List each line in which the string "title" appears.
========================================================================
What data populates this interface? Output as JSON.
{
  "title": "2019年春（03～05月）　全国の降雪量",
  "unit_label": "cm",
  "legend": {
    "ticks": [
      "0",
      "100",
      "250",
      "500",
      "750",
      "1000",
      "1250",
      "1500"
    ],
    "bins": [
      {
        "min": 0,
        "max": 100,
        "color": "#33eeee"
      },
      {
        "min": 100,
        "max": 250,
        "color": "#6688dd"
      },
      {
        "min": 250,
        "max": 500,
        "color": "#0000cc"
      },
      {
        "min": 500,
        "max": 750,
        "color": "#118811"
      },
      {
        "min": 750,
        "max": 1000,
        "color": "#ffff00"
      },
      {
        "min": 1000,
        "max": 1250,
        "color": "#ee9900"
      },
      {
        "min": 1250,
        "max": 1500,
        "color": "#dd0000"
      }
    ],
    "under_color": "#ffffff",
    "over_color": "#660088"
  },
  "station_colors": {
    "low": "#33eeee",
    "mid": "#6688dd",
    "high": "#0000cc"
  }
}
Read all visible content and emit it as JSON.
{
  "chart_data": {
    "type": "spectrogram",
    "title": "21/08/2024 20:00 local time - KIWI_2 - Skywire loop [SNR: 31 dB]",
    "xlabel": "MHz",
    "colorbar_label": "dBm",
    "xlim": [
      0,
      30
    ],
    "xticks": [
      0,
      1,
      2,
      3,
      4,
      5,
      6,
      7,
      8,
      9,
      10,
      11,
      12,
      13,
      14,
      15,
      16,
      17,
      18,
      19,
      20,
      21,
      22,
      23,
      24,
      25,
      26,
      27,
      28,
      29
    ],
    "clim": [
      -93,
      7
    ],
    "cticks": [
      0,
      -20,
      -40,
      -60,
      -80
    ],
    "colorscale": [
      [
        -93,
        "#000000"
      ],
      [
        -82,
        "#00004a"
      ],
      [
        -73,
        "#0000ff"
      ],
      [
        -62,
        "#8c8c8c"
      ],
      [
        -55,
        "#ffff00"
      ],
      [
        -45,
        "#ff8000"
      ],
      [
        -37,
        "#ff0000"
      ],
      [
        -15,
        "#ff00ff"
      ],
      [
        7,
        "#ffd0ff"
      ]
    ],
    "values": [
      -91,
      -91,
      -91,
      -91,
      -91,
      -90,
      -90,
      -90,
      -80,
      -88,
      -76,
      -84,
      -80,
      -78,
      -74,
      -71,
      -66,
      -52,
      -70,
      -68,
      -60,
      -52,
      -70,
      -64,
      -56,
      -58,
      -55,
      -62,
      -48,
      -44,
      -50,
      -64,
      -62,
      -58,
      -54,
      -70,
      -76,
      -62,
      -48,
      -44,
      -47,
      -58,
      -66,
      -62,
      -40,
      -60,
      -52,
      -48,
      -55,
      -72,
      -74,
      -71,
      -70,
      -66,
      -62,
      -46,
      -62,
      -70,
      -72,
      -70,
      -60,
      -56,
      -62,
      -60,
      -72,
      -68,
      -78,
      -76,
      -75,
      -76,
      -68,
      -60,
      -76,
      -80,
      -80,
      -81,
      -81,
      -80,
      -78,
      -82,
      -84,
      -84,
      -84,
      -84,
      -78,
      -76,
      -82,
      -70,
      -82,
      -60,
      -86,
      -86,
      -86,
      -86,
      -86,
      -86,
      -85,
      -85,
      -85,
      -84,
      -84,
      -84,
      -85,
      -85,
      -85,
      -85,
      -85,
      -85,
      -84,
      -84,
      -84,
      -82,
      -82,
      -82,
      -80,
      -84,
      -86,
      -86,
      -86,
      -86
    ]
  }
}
========================================================================
## [Completed exercise]
  "title": "2019年春（03～05月）　全国の降雪量",
    "title": "21/08/2024 20:00 local time - KIWI_2 - Skywire loop [SNR: 31 dB]",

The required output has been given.